==== RECORDS TO PROCESS

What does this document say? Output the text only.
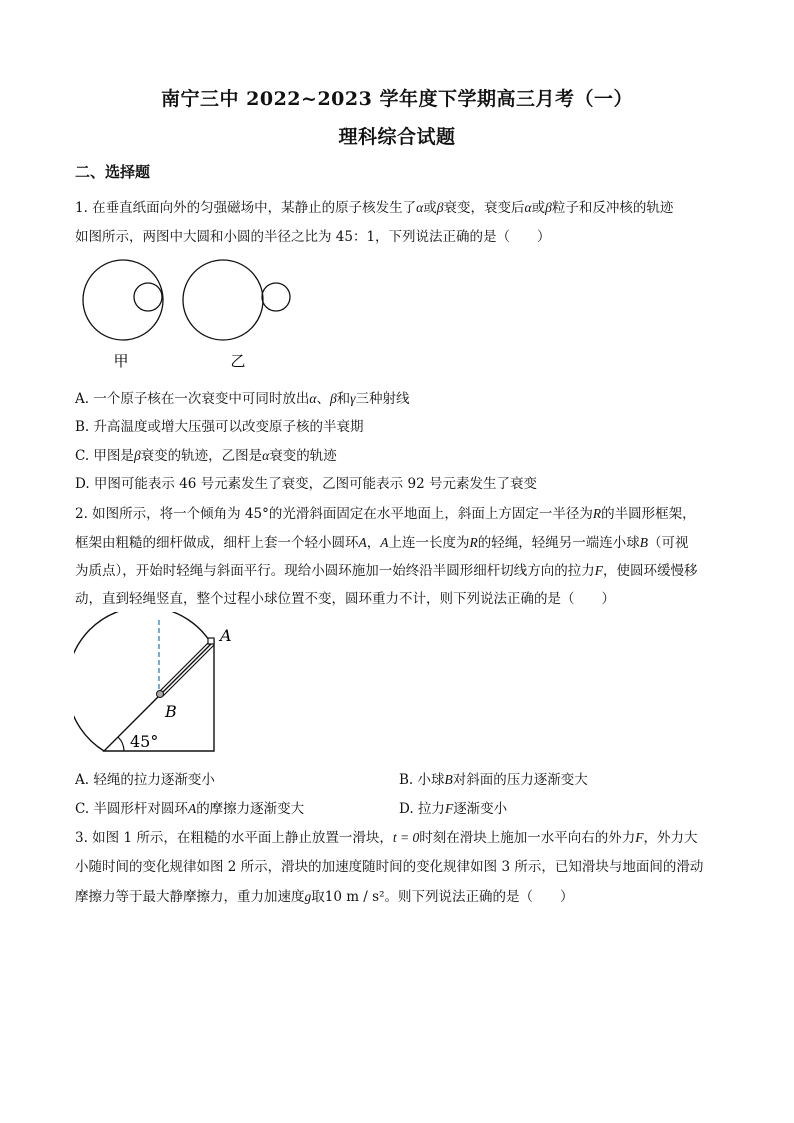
南宁三中 2022~2023 学年度下学期高三月考（一）
理科综合试题
二、选择题
1. 在垂直纸面向外的匀强磁场中，某静止的原子核发生了α或β衰变，衰变后α或β粒子和反冲核的轨迹
如图所示，两图中大圆和小圆的半径之比为 45：1，下列说法正确的是（　　）
甲	乙
A. 一个原子核在一次衰变中可同时放出α、β和γ三种射线
B. 升高温度或增大压强可以改变原子核的半衰期
C. 甲图是β衰变的轨迹，乙图是α衰变的轨迹
D. 甲图可能表示 46 号元素发生了衰变，乙图可能表示 92 号元素发生了衰变
2. 如图所示，将一个倾角为 45°的光滑斜面固定在水平地面上，斜面上方固定一半径为R的半圆形框架，
框架由粗糙的细杆做成，细杆上套一个轻小圆环A，A上连一长度为R的轻绳，轻绳另一端连小球B（可视
为质点），开始时轻绳与斜面平行。现给小圆环施加一始终沿半圆形细杆切线方向的拉力F，使圆环缓慢移
动，直到轻绳竖直，整个过程小球位置不变，圆环重力不计，则下列说法正确的是（　　）
A
B
45°
A. 轻绳的拉力逐渐变小	B. 小球B对斜面的压力逐渐变大
C. 半圆形杆对圆环A的摩擦力逐渐变大	D. 拉力F逐渐变小
3. 如图 1 所示，在粗糙的水平面上静止放置一滑块，t = 0时刻在滑块上施加一水平向右的外力F，外力大
小随时间的变化规律如图 2 所示，滑块的加速度随时间的变化规律如图 3 所示，已知滑块与地面间的滑动
摩擦力等于最大静摩擦力，重力加速度g取10 m / s²。则下列说法正确的是（　　）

========

## AIM
Transcribe the preceding listing in its entirety and with exact wording, leaving out pictures.

## ANSWER TO THE PROBLEM
What does this document say? Output the text only.
南宁三中 2022~2023 学年度下学期高三月考（一）
理科综合试题
二、选择题
1. 在垂直纸面向外的匀强磁场中，某静止的原子核发生了α或β衰变，衰变后α或β粒子和反冲核的轨迹
如图所示，两图中大圆和小圆的半径之比为 45：1，下列说法正确的是（　　）
甲	乙
A. 一个原子核在一次衰变中可同时放出α、β和γ三种射线
B. 升高温度或增大压强可以改变原子核的半衰期
C. 甲图是β衰变的轨迹，乙图是α衰变的轨迹
D. 甲图可能表示 46 号元素发生了衰变，乙图可能表示 92 号元素发生了衰变
2. 如图所示，将一个倾角为 45°的光滑斜面固定在水平地面上，斜面上方固定一半径为R的半圆形框架，
框架由粗糙的细杆做成，细杆上套一个轻小圆环A，A上连一长度为R的轻绳，轻绳另一端连小球B（可视
为质点），开始时轻绳与斜面平行。现给小圆环施加一始终沿半圆形细杆切线方向的拉力F，使圆环缓慢移
动，直到轻绳竖直，整个过程小球位置不变，圆环重力不计，则下列说法正确的是（　　）
A
B
45°
A. 轻绳的拉力逐渐变小	B. 小球B对斜面的压力逐渐变大
C. 半圆形杆对圆环A的摩擦力逐渐变大	D. 拉力F逐渐变小
3. 如图 1 所示，在粗糙的水平面上静止放置一滑块，t = 0时刻在滑块上施加一水平向右的外力F，外力大
小随时间的变化规律如图 2 所示，滑块的加速度随时间的变化规律如图 3 所示，已知滑块与地面间的滑动
摩擦力等于最大静摩擦力，重力加速度g取10 m / s²。则下列说法正确的是（　　）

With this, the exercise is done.